§ Problem to solve
Retype precisely the section of the data that starts at the line containing "Serialize everything readable" and runs to its final line, ends included.

§ Task data
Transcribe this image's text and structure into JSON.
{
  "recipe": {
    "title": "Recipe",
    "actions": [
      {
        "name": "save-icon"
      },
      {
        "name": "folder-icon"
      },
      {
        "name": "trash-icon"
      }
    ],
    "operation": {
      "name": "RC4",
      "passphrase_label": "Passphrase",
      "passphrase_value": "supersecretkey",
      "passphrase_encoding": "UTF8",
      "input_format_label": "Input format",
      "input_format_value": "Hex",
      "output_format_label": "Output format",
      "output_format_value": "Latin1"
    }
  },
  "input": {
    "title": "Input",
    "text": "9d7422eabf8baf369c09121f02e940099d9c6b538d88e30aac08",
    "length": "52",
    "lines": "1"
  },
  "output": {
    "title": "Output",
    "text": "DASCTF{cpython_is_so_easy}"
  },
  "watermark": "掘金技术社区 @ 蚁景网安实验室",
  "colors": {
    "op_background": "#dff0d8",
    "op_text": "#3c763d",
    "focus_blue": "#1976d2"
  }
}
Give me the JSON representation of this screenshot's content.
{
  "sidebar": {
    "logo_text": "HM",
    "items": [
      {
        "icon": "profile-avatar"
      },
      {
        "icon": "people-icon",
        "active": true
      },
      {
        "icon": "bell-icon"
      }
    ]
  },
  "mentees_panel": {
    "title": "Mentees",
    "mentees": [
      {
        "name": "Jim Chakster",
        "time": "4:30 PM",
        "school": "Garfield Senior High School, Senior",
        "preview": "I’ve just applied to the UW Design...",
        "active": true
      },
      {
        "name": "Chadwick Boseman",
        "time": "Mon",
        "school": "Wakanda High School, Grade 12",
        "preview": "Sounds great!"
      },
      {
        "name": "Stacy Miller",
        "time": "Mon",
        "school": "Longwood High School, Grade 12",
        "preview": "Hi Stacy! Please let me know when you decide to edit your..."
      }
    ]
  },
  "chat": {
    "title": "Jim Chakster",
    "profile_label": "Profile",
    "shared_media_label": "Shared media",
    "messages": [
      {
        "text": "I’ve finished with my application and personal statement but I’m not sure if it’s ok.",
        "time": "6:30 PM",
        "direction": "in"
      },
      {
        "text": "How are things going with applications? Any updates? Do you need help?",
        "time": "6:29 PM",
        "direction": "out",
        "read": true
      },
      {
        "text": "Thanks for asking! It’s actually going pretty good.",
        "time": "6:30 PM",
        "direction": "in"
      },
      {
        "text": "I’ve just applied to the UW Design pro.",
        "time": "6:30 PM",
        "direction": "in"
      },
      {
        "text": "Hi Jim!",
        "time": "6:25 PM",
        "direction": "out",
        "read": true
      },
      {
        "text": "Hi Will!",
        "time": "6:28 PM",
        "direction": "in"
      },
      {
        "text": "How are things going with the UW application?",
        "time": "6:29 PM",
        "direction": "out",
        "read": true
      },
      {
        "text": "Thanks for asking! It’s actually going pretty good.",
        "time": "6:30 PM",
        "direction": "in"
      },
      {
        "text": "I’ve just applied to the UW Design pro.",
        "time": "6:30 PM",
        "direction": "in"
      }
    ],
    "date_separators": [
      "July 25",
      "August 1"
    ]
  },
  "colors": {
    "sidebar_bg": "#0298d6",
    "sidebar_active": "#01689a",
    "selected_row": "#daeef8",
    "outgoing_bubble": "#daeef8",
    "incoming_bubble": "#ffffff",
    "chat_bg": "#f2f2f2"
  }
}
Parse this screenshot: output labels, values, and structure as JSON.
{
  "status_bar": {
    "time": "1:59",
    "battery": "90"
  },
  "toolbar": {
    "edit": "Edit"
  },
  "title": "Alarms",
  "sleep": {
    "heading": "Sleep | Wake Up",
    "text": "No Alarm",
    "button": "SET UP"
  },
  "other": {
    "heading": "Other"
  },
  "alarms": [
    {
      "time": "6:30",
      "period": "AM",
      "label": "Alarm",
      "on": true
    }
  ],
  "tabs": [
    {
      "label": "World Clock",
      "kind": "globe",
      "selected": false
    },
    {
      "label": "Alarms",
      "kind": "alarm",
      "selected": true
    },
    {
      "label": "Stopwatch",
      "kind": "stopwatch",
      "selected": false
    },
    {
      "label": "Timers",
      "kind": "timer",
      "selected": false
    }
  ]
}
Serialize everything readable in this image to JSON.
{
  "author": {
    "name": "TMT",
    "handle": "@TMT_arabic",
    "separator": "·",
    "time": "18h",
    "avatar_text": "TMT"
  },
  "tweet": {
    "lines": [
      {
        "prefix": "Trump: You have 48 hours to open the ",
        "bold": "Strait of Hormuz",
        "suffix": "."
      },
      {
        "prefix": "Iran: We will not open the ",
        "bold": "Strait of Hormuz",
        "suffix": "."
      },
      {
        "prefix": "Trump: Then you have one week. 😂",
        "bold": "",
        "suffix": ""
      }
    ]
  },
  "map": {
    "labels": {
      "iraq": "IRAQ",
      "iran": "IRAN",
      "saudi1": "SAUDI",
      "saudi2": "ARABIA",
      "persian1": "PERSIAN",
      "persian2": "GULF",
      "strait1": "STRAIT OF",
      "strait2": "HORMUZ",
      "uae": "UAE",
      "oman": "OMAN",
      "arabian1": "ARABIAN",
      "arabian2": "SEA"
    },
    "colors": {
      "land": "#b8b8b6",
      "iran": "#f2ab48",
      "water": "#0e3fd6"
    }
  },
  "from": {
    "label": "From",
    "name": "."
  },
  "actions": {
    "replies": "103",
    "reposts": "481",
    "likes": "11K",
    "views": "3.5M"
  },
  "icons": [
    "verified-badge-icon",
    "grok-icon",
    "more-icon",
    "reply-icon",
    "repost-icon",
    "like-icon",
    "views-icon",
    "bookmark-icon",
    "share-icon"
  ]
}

§ The response
Serialize everything readable in this image to JSON.
{
  "author": {
    "name": "TMT",
    "handle": "@TMT_arabic",
    "separator": "·",
    "time": "18h",
    "avatar_text": "TMT"
  },
  "tweet": {
    "lines": [
      {
        "prefix": "Trump: You have 48 hours to open the ",
        "bold": "Strait of Hormuz",
        "suffix": "."
      },
      {
        "prefix": "Iran: We will not open the ",
        "bold": "Strait of Hormuz",
        "suffix": "."
      },
      {
        "prefix": "Trump: Then you have one week. 😂",
        "bold": "",
        "suffix": ""
      }
    ]
  },
  "map": {
    "labels": {
      "iraq": "IRAQ",
      "iran": "IRAN",
      "saudi1": "SAUDI",
      "saudi2": "ARABIA",
      "persian1": "PERSIAN",
      "persian2": "GULF",
      "strait1": "STRAIT OF",
      "strait2": "HORMUZ",
      "uae": "UAE",
      "oman": "OMAN",
      "arabian1": "ARABIAN",
      "arabian2": "SEA"
    },
    "colors": {
      "land": "#b8b8b6",
      "iran": "#f2ab48",
      "water": "#0e3fd6"
    }
  },
  "from": {
    "label": "From",
    "name": "."
  },
  "actions": {
    "replies": "103",
    "reposts": "481",
    "likes": "11K",
    "views": "3.5M"
  },
  "icons": [
    "verified-badge-icon",
    "grok-icon",
    "more-icon",
    "reply-icon",
    "repost-icon",
    "like-icon",
    "views-icon",
    "bookmark-icon",
    "share-icon"
  ]
}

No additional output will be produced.